* [Request]
Write out the records beneath this line exactly as they appear, minus any images.

* [Data entries]

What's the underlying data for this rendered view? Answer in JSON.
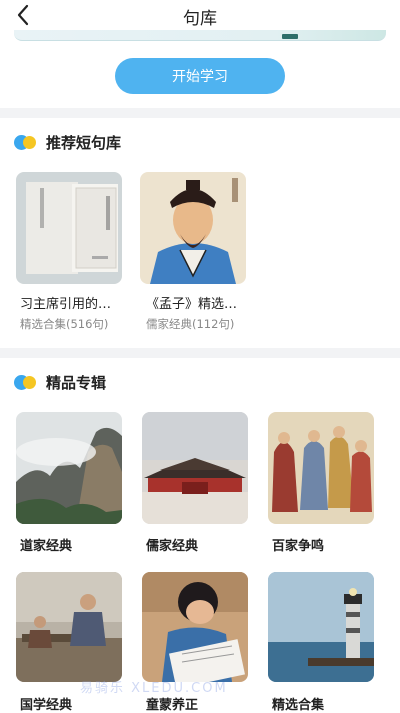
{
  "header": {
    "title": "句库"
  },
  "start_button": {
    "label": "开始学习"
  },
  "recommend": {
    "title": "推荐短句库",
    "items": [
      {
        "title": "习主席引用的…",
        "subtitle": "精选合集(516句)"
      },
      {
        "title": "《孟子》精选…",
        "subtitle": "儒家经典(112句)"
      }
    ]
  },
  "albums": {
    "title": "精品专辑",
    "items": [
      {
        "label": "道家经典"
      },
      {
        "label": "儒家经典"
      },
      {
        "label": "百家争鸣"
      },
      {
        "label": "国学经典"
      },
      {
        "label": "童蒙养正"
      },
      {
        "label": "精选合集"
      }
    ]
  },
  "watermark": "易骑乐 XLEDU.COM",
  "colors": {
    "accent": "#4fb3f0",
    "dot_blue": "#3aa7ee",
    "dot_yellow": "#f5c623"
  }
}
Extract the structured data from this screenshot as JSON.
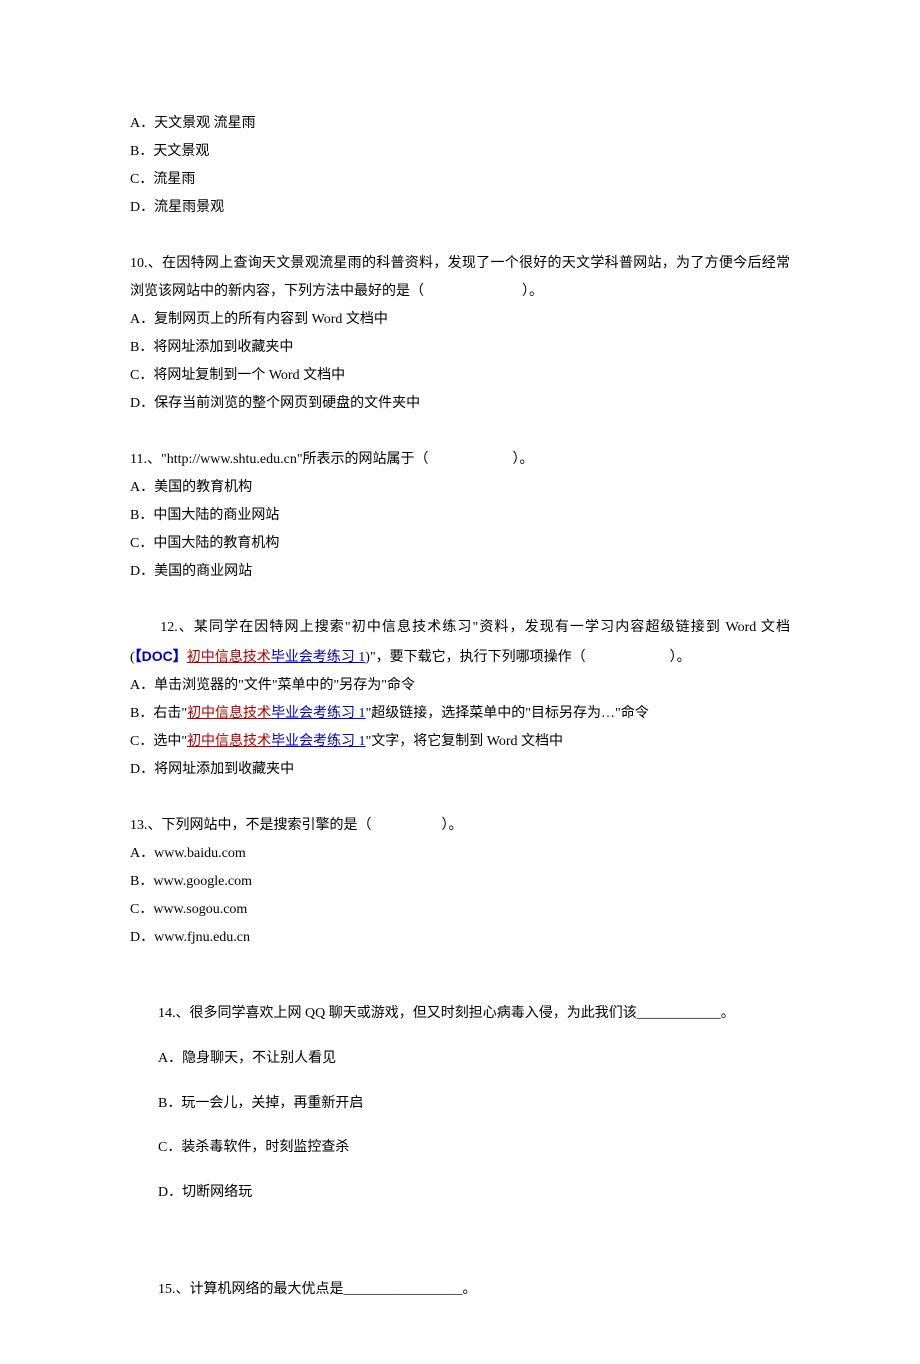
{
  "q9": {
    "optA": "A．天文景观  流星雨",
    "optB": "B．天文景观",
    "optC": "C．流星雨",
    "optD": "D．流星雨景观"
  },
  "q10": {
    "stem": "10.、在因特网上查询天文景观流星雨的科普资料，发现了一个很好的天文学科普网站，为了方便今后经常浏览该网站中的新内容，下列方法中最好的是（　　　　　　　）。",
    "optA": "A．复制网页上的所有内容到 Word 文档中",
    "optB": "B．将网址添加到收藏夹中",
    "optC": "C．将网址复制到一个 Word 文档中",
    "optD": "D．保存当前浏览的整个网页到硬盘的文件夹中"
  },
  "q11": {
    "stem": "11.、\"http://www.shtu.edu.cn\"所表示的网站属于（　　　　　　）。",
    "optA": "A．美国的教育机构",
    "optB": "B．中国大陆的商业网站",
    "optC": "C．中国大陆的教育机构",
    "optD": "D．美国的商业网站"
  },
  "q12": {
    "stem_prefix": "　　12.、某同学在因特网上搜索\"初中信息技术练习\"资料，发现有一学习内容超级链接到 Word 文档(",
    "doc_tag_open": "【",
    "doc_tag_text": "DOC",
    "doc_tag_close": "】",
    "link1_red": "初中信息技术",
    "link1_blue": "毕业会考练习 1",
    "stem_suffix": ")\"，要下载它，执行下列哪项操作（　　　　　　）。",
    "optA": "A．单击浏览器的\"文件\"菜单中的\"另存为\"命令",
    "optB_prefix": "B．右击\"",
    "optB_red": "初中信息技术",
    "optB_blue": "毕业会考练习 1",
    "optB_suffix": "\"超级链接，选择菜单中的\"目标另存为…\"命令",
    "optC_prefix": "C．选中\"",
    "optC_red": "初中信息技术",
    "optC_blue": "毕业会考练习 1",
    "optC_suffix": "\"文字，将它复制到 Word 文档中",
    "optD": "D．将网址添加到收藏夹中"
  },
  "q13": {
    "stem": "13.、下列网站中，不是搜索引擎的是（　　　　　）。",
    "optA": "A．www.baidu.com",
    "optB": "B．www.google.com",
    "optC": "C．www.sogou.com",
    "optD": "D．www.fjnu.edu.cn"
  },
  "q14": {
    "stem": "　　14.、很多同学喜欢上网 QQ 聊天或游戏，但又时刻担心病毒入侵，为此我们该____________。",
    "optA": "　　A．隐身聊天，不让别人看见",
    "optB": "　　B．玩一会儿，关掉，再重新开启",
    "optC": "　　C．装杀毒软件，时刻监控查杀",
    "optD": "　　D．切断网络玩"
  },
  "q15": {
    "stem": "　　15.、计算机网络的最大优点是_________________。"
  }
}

* [Solution for this problem]
What's the underlying data for this rendered view? Answer in JSON.
{
  "header": {
    "title": "句库"
  },
  "start_button": {
    "label": "开始学习"
  },
  "recommend": {
    "title": "推荐短句库",
    "items": [
      {
        "title": "习主席引用的…",
        "subtitle": "精选合集(516句)"
      },
      {
        "title": "《孟子》精选…",
        "subtitle": "儒家经典(112句)"
      }
    ]
  },
  "albums": {
    "title": "精品专辑",
    "items": [
      {
        "label": "道家经典"
      },
      {
        "label": "儒家经典"
      },
      {
        "label": "百家争鸣"
      },
      {
        "label": "国学经典"
      },
      {
        "label": "童蒙养正"
      },
      {
        "label": "精选合集"
      }
    ]
  },
  "watermark": "易骑乐 XLEDU.COM",
  "colors": {
    "accent": "#4fb3f0",
    "dot_blue": "#3aa7ee",
    "dot_yellow": "#f5c623"
  }
}
Extract the structured data from this screenshot as JSON.
{
  "q9": {
    "optA": "A．天文景观  流星雨",
    "optB": "B．天文景观",
    "optC": "C．流星雨",
    "optD": "D．流星雨景观"
  },
  "q10": {
    "stem": "10.、在因特网上查询天文景观流星雨的科普资料，发现了一个很好的天文学科普网站，为了方便今后经常浏览该网站中的新内容，下列方法中最好的是（　　　　　　　）。",
    "optA": "A．复制网页上的所有内容到 Word 文档中",
    "optB": "B．将网址添加到收藏夹中",
    "optC": "C．将网址复制到一个 Word 文档中",
    "optD": "D．保存当前浏览的整个网页到硬盘的文件夹中"
  },
  "q11": {
    "stem": "11.、\"http://www.shtu.edu.cn\"所表示的网站属于（　　　　　　）。",
    "optA": "A．美国的教育机构",
    "optB": "B．中国大陆的商业网站",
    "optC": "C．中国大陆的教育机构",
    "optD": "D．美国的商业网站"
  },
  "q12": {
    "stem_prefix": "　　12.、某同学在因特网上搜索\"初中信息技术练习\"资料，发现有一学习内容超级链接到 Word 文档(",
    "doc_tag_open": "【",
    "doc_tag_text": "DOC",
    "doc_tag_close": "】",
    "link1_red": "初中信息技术",
    "link1_blue": "毕业会考练习 1",
    "stem_suffix": ")\"，要下载它，执行下列哪项操作（　　　　　　）。",
    "optA": "A．单击浏览器的\"文件\"菜单中的\"另存为\"命令",
    "optB_prefix": "B．右击\"",
    "optB_red": "初中信息技术",
    "optB_blue": "毕业会考练习 1",
    "optB_suffix": "\"超级链接，选择菜单中的\"目标另存为…\"命令",
    "optC_prefix": "C．选中\"",
    "optC_red": "初中信息技术",
    "optC_blue": "毕业会考练习 1",
    "optC_suffix": "\"文字，将它复制到 Word 文档中",
    "optD": "D．将网址添加到收藏夹中"
  },
  "q13": {
    "stem": "13.、下列网站中，不是搜索引擎的是（　　　　　）。",
    "optA": "A．www.baidu.com",
    "optB": "B．www.google.com",
    "optC": "C．www.sogou.com",
    "optD": "D．www.fjnu.edu.cn"
  },
  "q14": {
    "stem": "　　14.、很多同学喜欢上网 QQ 聊天或游戏，但又时刻担心病毒入侵，为此我们该____________。",
    "optA": "　　A．隐身聊天，不让别人看见",
    "optB": "　　B．玩一会儿，关掉，再重新开启",
    "optC": "　　C．装杀毒软件，时刻监控查杀",
    "optD": "　　D．切断网络玩"
  },
  "q15": {
    "stem": "　　15.、计算机网络的最大优点是_________________。"
  }
}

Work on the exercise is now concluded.